* _TASK GOAL_:
Retype all the records with nothing changed.

* _SUPPLIED MATERIAL_:
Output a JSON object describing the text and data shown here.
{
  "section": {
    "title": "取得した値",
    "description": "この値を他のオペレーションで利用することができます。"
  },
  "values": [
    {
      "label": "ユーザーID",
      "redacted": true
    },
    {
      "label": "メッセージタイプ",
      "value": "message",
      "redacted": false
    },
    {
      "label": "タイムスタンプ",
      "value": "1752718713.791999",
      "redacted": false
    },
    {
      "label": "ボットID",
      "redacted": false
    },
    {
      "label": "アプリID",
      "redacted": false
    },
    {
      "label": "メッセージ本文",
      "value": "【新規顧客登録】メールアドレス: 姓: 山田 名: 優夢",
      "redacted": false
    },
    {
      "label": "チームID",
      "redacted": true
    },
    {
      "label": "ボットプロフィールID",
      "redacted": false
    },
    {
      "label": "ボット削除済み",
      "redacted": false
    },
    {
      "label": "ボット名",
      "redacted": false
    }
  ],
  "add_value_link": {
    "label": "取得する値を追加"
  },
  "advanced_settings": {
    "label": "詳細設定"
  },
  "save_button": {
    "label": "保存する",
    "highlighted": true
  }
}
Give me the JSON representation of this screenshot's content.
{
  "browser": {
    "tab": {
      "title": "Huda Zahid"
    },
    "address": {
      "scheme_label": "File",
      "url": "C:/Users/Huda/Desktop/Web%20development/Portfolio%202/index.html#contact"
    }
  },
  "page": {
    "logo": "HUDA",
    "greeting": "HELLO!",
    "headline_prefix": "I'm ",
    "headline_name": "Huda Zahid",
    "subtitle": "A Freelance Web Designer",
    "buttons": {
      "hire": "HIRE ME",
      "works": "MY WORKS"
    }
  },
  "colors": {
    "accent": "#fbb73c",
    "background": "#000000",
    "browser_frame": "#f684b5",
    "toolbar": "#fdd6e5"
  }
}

* _ANSWER TO THIS EXERCISE_:
Output a JSON object describing the text and data shown here.
{
  "section": {
    "title": "取得した値",
    "description": "この値を他のオペレーションで利用することができます。"
  },
  "values": [
    {
      "label": "ユーザーID",
      "redacted": true
    },
    {
      "label": "メッセージタイプ",
      "value": "message",
      "redacted": false
    },
    {
      "label": "タイムスタンプ",
      "value": "1752718713.791999",
      "redacted": false
    },
    {
      "label": "ボットID",
      "redacted": false
    },
    {
      "label": "アプリID",
      "redacted": false
    },
    {
      "label": "メッセージ本文",
      "value": "【新規顧客登録】メールアドレス: 姓: 山田 名: 優夢",
      "redacted": false
    },
    {
      "label": "チームID",
      "redacted": true
    },
    {
      "label": "ボットプロフィールID",
      "redacted": false
    },
    {
      "label": "ボット削除済み",
      "redacted": false
    },
    {
      "label": "ボット名",
      "redacted": false
    }
  ],
  "add_value_link": {
    "label": "取得する値を追加"
  },
  "advanced_settings": {
    "label": "詳細設定"
  },
  "save_button": {
    "label": "保存する",
    "highlighted": true
  }
}
Give me the JSON representation of this screenshot's content.
{
  "browser": {
    "tab": {
      "title": "Huda Zahid"
    },
    "address": {
      "scheme_label": "File",
      "url": "C:/Users/Huda/Desktop/Web%20development/Portfolio%202/index.html#contact"
    }
  },
  "page": {
    "logo": "HUDA",
    "greeting": "HELLO!",
    "headline_prefix": "I'm ",
    "headline_name": "Huda Zahid",
    "subtitle": "A Freelance Web Designer",
    "buttons": {
      "hire": "HIRE ME",
      "works": "MY WORKS"
    }
  },
  "colors": {
    "accent": "#fbb73c",
    "background": "#000000",
    "browser_frame": "#f684b5",
    "toolbar": "#fdd6e5"
  }
}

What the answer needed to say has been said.